** Start DATASET ENTRIES **

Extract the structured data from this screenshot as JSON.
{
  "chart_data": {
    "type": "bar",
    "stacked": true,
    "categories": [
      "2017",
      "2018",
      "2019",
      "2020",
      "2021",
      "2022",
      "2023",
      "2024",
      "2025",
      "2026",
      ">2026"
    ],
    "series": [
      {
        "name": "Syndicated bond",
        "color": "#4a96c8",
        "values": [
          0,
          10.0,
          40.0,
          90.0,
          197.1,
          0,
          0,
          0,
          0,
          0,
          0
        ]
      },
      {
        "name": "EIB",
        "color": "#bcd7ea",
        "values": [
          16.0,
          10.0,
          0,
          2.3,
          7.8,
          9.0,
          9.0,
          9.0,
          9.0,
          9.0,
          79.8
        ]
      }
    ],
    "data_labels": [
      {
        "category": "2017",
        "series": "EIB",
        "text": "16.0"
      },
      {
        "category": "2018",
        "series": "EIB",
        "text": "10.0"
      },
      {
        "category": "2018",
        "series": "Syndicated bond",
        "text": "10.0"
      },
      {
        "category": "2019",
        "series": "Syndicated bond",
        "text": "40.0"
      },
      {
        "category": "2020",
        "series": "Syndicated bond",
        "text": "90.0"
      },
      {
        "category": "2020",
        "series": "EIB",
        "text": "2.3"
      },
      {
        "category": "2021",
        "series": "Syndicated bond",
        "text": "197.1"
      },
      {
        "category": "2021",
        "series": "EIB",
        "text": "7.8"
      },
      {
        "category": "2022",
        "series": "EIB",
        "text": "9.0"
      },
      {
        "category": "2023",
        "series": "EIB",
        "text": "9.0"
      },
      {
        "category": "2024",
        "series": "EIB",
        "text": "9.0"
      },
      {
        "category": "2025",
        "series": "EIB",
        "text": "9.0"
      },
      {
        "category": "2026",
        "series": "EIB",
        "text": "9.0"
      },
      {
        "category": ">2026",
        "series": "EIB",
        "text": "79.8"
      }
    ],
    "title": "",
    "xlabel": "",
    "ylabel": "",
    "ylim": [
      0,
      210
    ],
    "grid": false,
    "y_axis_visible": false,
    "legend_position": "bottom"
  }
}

** End DATASET ENTRIES **

SET PROBLEM:
Would you reproduce all the entries exactly?

SOLUTION TO THIS TASK:
Extract the structured data from this screenshot as JSON.
{
  "chart_data": {
    "type": "bar",
    "stacked": true,
    "categories": [
      "2017",
      "2018",
      "2019",
      "2020",
      "2021",
      "2022",
      "2023",
      "2024",
      "2025",
      "2026",
      ">2026"
    ],
    "series": [
      {
        "name": "Syndicated bond",
        "color": "#4a96c8",
        "values": [
          0,
          10.0,
          40.0,
          90.0,
          197.1,
          0,
          0,
          0,
          0,
          0,
          0
        ]
      },
      {
        "name": "EIB",
        "color": "#bcd7ea",
        "values": [
          16.0,
          10.0,
          0,
          2.3,
          7.8,
          9.0,
          9.0,
          9.0,
          9.0,
          9.0,
          79.8
        ]
      }
    ],
    "data_labels": [
      {
        "category": "2017",
        "series": "EIB",
        "text": "16.0"
      },
      {
        "category": "2018",
        "series": "EIB",
        "text": "10.0"
      },
      {
        "category": "2018",
        "series": "Syndicated bond",
        "text": "10.0"
      },
      {
        "category": "2019",
        "series": "Syndicated bond",
        "text": "40.0"
      },
      {
        "category": "2020",
        "series": "Syndicated bond",
        "text": "90.0"
      },
      {
        "category": "2020",
        "series": "EIB",
        "text": "2.3"
      },
      {
        "category": "2021",
        "series": "Syndicated bond",
        "text": "197.1"
      },
      {
        "category": "2021",
        "series": "EIB",
        "text": "7.8"
      },
      {
        "category": "2022",
        "series": "EIB",
        "text": "9.0"
      },
      {
        "category": "2023",
        "series": "EIB",
        "text": "9.0"
      },
      {
        "category": "2024",
        "series": "EIB",
        "text": "9.0"
      },
      {
        "category": "2025",
        "series": "EIB",
        "text": "9.0"
      },
      {
        "category": "2026",
        "series": "EIB",
        "text": "9.0"
      },
      {
        "category": ">2026",
        "series": "EIB",
        "text": "79.8"
      }
    ],
    "title": "",
    "xlabel": "",
    "ylabel": "",
    "ylim": [
      0,
      210
    ],
    "grid": false,
    "y_axis_visible": false,
    "legend_position": "bottom"
  }
}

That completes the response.